▶ [WRITTEN TASK]: The entries below should be quoted exactly, with no pictures carried over.

▶ [DATASET EXCERPTS]:
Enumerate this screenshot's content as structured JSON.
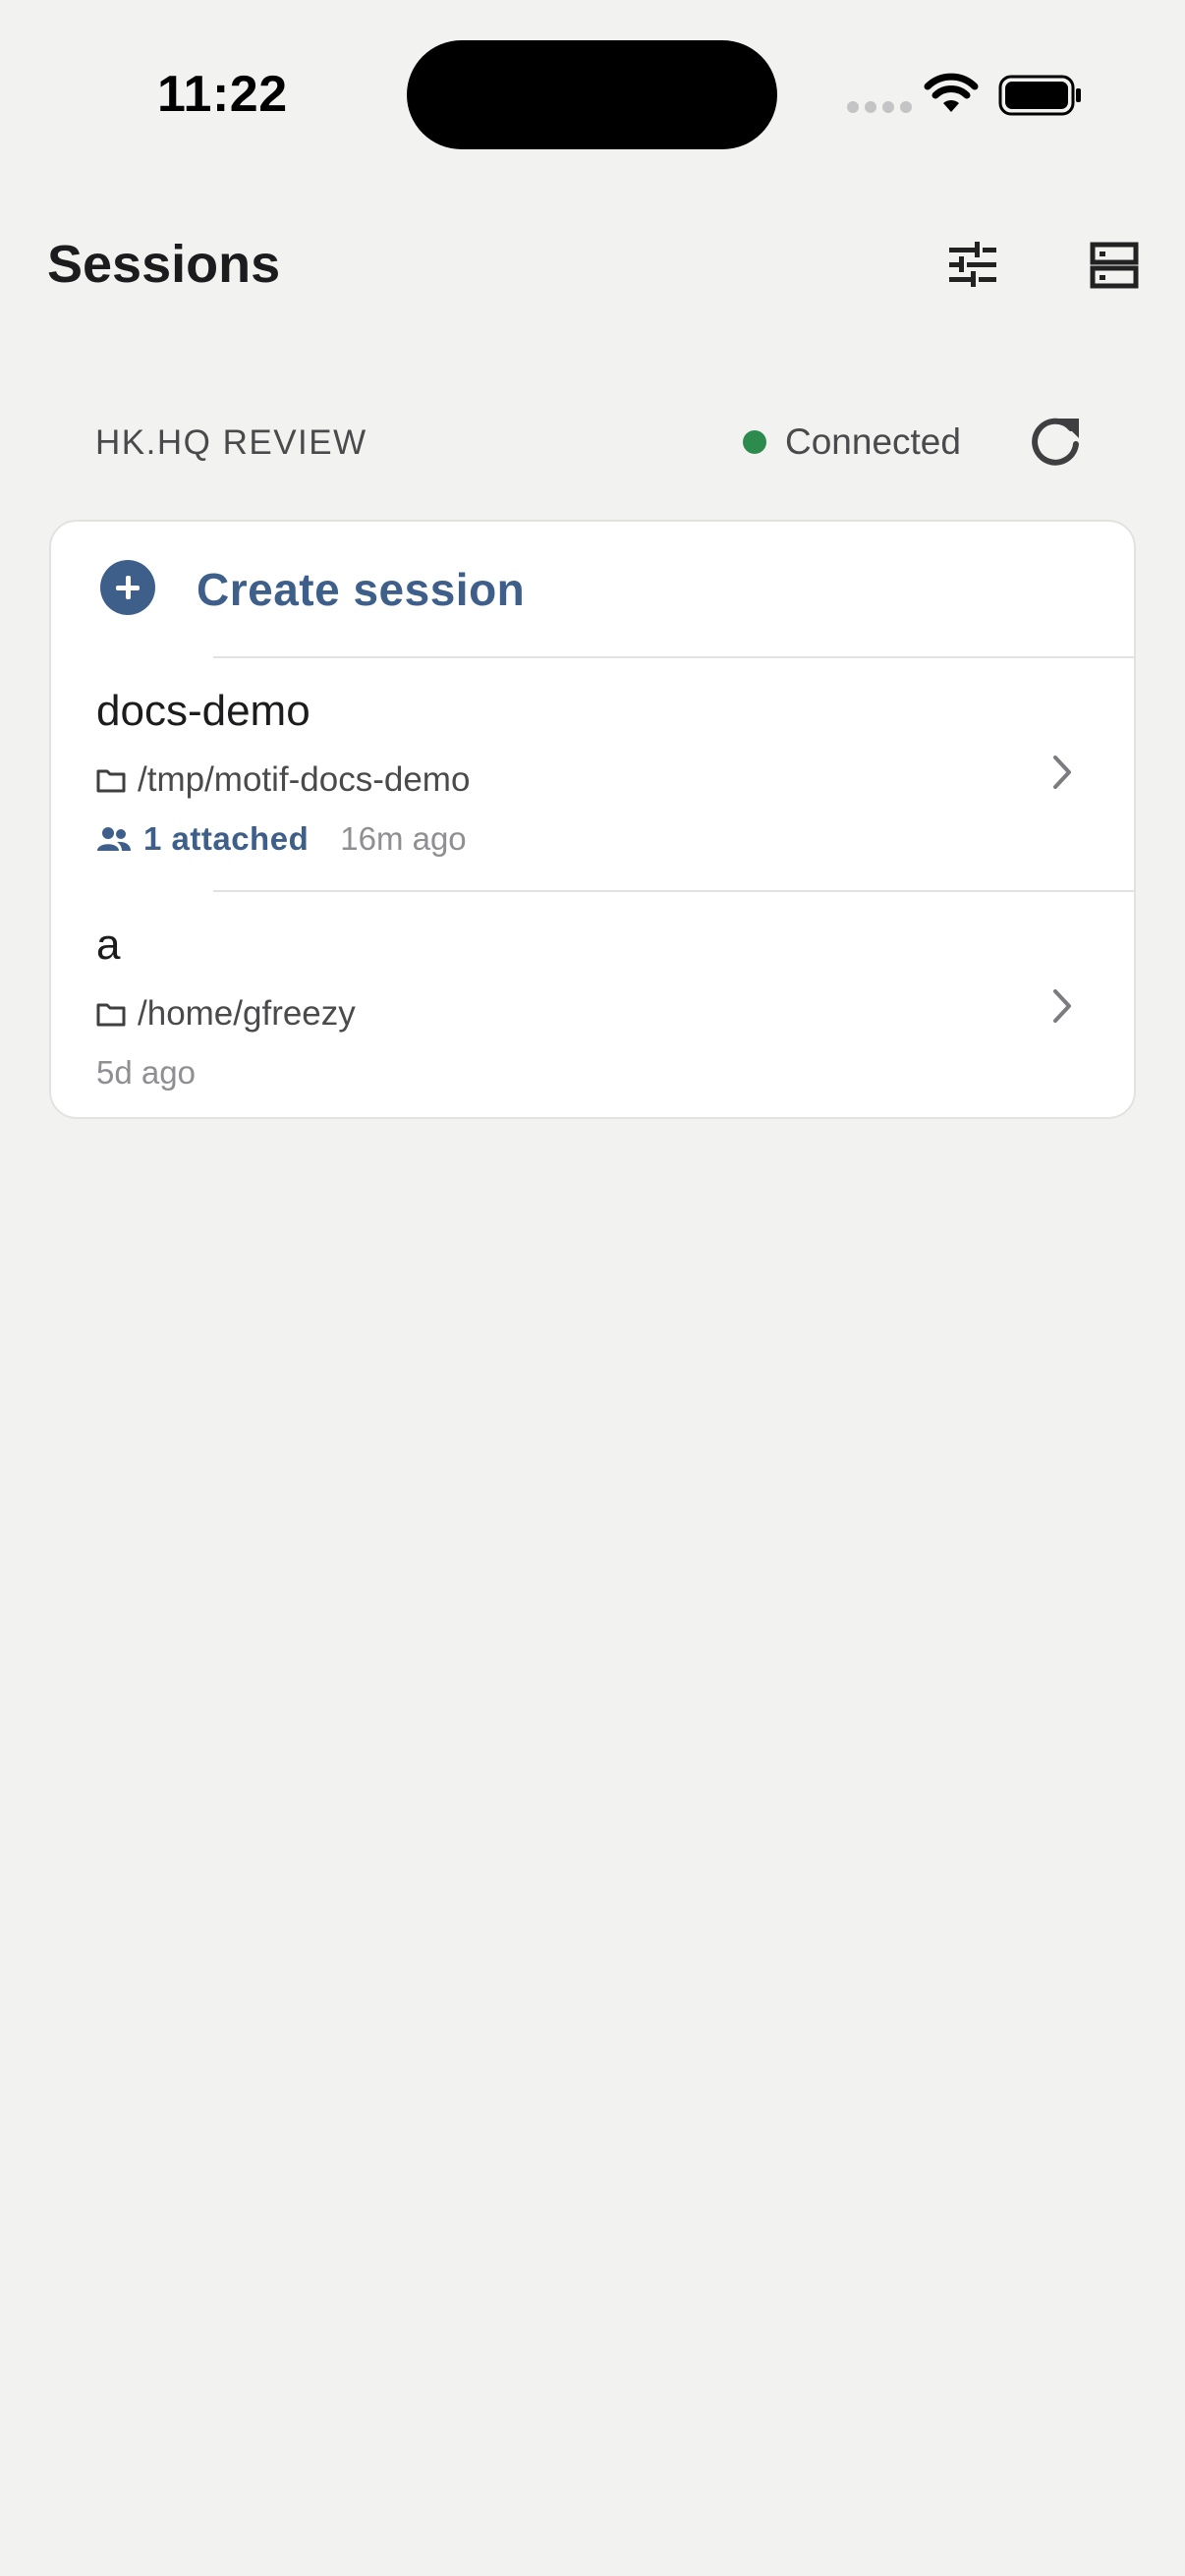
{
  "status_bar": {
    "time": "11:22"
  },
  "nav": {
    "title": "Sessions"
  },
  "server": {
    "name": "HK.HQ REVIEW",
    "status": "Connected",
    "status_color": "#2e8b4e"
  },
  "create": {
    "label": "Create session"
  },
  "sessions": [
    {
      "name": "docs-demo",
      "path": "/tmp/motif-docs-demo",
      "attached": "1 attached",
      "ago": "16m ago"
    },
    {
      "name": "a",
      "path": "/home/gfreezy",
      "ago": "5d ago"
    }
  ],
  "colors": {
    "accent": "#3d5f8a",
    "background": "#f2f2f1"
  },
  "icons": [
    "wifi-icon",
    "battery-icon",
    "tune-icon",
    "servers-icon",
    "refresh-icon",
    "plus-circle-icon",
    "folder-icon",
    "people-icon",
    "chevron-right-icon"
  ]
}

▶ [OUTPUT BELOW]:
Enumerate this screenshot's content as structured JSON.
{
  "status_bar": {
    "time": "11:22"
  },
  "nav": {
    "title": "Sessions"
  },
  "server": {
    "name": "HK.HQ REVIEW",
    "status": "Connected",
    "status_color": "#2e8b4e"
  },
  "create": {
    "label": "Create session"
  },
  "sessions": [
    {
      "name": "docs-demo",
      "path": "/tmp/motif-docs-demo",
      "attached": "1 attached",
      "ago": "16m ago"
    },
    {
      "name": "a",
      "path": "/home/gfreezy",
      "ago": "5d ago"
    }
  ],
  "colors": {
    "accent": "#3d5f8a",
    "background": "#f2f2f1"
  },
  "icons": [
    "wifi-icon",
    "battery-icon",
    "tune-icon",
    "servers-icon",
    "refresh-icon",
    "plus-circle-icon",
    "folder-icon",
    "people-icon",
    "chevron-right-icon"
  ]
}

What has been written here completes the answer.